Return each line holding the string "Spectral".
--- begin SUPPLIED RECORDS ---
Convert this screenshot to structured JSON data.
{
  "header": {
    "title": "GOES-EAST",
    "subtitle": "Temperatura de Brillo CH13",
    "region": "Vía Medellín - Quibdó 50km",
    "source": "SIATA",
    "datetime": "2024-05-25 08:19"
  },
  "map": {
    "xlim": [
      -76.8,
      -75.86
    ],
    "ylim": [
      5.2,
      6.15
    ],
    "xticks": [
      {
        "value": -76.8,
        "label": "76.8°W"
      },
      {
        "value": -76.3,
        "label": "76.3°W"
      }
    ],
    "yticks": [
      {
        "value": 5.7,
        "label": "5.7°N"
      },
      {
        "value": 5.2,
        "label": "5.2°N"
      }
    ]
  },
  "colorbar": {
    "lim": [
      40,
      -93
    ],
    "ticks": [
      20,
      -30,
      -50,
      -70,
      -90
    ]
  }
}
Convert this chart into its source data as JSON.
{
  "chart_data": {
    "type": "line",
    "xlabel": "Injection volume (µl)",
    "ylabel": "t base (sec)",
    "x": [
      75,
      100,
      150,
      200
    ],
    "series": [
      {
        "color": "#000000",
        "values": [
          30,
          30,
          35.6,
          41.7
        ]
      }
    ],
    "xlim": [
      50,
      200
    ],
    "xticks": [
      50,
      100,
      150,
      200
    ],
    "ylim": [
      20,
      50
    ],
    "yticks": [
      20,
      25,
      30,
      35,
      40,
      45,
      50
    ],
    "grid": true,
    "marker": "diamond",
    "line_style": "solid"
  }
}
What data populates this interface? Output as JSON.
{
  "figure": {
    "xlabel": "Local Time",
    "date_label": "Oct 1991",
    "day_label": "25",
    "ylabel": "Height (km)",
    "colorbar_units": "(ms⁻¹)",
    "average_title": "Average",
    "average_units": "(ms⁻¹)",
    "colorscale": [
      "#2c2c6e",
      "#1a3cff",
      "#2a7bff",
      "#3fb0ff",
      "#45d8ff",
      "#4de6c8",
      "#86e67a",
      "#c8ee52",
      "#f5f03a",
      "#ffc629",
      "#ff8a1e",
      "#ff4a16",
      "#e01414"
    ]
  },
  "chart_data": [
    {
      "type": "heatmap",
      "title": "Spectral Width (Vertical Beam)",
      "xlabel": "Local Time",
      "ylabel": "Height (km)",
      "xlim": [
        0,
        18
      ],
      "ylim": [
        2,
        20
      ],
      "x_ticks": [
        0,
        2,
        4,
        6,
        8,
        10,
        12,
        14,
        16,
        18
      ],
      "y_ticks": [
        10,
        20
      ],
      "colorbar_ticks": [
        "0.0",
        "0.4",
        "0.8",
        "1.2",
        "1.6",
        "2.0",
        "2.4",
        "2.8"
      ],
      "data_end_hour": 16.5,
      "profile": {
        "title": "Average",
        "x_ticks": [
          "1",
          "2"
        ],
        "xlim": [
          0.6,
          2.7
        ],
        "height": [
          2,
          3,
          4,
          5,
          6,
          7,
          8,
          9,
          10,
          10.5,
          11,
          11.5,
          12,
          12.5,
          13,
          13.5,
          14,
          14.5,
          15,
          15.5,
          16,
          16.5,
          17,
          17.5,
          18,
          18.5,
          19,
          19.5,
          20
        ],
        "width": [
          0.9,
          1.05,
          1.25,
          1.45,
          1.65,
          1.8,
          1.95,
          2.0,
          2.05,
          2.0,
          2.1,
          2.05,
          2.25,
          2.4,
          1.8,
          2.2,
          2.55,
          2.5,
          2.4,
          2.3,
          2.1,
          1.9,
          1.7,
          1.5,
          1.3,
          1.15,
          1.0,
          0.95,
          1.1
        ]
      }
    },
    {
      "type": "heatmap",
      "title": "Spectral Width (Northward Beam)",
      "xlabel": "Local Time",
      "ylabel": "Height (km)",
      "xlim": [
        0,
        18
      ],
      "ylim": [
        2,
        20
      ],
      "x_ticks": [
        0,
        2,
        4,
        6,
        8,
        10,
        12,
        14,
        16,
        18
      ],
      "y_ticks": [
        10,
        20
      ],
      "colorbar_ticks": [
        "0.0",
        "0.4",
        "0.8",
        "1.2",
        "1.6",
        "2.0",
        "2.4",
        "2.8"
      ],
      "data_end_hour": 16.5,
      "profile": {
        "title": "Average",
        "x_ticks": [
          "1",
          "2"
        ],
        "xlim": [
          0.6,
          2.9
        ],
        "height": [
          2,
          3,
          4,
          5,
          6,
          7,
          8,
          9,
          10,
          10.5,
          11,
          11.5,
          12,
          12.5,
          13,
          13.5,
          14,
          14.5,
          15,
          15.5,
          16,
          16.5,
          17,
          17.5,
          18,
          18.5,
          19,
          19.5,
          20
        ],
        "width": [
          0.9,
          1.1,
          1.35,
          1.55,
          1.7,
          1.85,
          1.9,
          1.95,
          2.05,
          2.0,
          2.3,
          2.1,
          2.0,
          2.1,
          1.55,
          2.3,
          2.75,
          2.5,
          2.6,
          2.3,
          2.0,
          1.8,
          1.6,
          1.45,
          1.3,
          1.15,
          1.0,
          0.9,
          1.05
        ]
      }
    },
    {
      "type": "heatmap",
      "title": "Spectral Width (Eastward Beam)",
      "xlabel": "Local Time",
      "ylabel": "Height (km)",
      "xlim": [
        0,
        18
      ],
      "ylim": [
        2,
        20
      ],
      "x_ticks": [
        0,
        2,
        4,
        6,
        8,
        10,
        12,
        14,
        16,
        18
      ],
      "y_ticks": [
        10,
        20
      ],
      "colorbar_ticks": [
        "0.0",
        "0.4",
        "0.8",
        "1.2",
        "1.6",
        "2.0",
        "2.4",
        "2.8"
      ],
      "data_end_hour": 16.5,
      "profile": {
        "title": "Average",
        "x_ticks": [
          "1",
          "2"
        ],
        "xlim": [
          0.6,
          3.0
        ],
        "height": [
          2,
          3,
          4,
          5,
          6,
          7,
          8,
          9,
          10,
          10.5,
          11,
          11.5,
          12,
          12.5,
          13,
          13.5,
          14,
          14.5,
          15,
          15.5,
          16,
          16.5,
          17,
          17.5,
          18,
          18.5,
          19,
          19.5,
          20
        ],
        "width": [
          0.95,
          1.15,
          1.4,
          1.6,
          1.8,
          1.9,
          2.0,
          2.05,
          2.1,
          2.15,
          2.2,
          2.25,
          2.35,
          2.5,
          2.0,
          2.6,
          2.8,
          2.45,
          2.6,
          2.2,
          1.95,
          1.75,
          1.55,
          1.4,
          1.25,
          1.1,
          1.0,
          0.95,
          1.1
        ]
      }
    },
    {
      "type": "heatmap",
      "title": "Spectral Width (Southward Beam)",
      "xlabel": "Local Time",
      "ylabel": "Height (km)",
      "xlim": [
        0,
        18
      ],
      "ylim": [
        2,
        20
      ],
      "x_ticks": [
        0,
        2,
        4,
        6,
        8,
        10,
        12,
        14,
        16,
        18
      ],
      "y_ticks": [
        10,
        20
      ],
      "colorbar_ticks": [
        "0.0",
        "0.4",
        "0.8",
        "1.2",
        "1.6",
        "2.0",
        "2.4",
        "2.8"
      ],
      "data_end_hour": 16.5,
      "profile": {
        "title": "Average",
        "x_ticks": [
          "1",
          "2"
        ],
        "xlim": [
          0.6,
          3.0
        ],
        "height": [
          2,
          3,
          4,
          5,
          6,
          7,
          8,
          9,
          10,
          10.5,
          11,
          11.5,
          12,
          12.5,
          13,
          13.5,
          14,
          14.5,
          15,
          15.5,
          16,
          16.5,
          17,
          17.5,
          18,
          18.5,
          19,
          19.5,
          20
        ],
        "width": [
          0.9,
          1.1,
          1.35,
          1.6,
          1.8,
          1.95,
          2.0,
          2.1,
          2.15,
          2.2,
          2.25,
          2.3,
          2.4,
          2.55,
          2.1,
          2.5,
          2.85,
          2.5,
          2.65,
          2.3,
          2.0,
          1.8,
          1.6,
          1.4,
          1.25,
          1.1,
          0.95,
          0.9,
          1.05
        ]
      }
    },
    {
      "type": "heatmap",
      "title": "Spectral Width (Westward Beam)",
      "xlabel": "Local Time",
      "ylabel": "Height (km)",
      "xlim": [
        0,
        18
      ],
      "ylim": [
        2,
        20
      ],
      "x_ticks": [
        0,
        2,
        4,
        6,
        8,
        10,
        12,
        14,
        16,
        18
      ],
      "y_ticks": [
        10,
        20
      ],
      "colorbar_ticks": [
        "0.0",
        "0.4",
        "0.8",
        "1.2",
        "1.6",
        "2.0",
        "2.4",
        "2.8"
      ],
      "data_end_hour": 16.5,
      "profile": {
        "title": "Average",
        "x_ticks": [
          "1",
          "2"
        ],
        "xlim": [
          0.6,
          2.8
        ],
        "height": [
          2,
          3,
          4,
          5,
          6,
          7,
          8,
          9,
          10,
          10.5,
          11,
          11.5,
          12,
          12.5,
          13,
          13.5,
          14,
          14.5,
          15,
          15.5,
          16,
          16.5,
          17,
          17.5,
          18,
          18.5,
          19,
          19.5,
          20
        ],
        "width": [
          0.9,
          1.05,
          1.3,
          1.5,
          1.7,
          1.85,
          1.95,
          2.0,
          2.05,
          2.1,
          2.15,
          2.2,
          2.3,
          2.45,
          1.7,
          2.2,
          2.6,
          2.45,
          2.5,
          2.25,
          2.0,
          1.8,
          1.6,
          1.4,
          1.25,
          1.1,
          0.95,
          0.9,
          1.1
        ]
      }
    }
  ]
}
--- end SUPPLIED RECORDS ---
### [FINISHED TASK]
      "title": "Spectral Width (Vertical Beam)",
      "title": "Spectral Width (Northward Beam)",
      "title": "Spectral Width (Eastward Beam)",
      "title": "Spectral Width (Southward Beam)",
      "title": "Spectral Width (Westward Beam)",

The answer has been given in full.